=== Challenge ===
Restate the listing that follows word for word, without its pictures.
··· Provided information ···
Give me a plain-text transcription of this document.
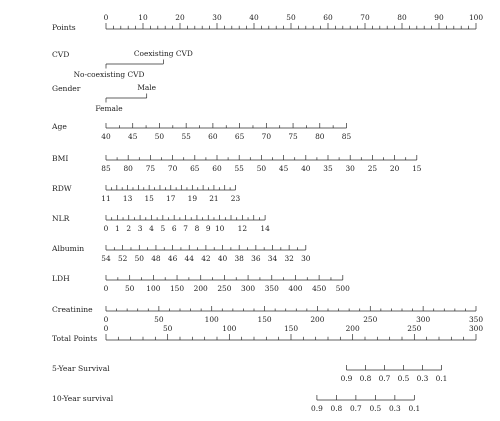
Points
0	10	20	30	40	50	60	70	80	90	100
CVD
No-coexisting CVD
Coexisting CVD
Gender
Female
Male
Age
40 45 50 55 60 65 70 75 80 85
BMI
85 80 75 70 65 60 55 50 45 40 35 30 25 20 15
RDW
11 13 15 17 19 21 23
NLR
0 1 2 3 4 5 6 7 8 9 10 12 14
Albumin
54 52 50 48 46 44 42 40 38 36 34 32 30
LDH
0 50 100 150 200 250 300 350 400 450 500
Creatinine
0	50	100	150	200	250	300	350
Total Points
0	50	100	150	200	250	300
5-Year Survival
0.9 0.8 0.7 0.5 0.3 0.1
10-Year survival
0.9 0.8 0.7 0.5 0.3 0.1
···
=== Expected answer ===
Give me a plain-text transcription of this document.
Points
0	10	20	30	40	50	60	70	80	90	100
CVD
No-coexisting CVD
Coexisting CVD
Gender
Female
Male
Age
40 45 50 55 60 65 70 75 80 85
BMI
85 80 75 70 65 60 55 50 45 40 35 30 25 20 15
RDW
11 13 15 17 19 21 23
NLR
0 1 2 3 4 5 6 7 8 9 10 12 14
Albumin
54 52 50 48 46 44 42 40 38 36 34 32 30
LDH
0 50 100 150 200 250 300 350 400 450 500
Creatinine
0	50	100	150	200	250	300	350
Total Points
0	50	100	150	200	250	300
5-Year Survival
0.9 0.8 0.7 0.5 0.3 0.1
10-Year survival
0.9 0.8 0.7 0.5 0.3 0.1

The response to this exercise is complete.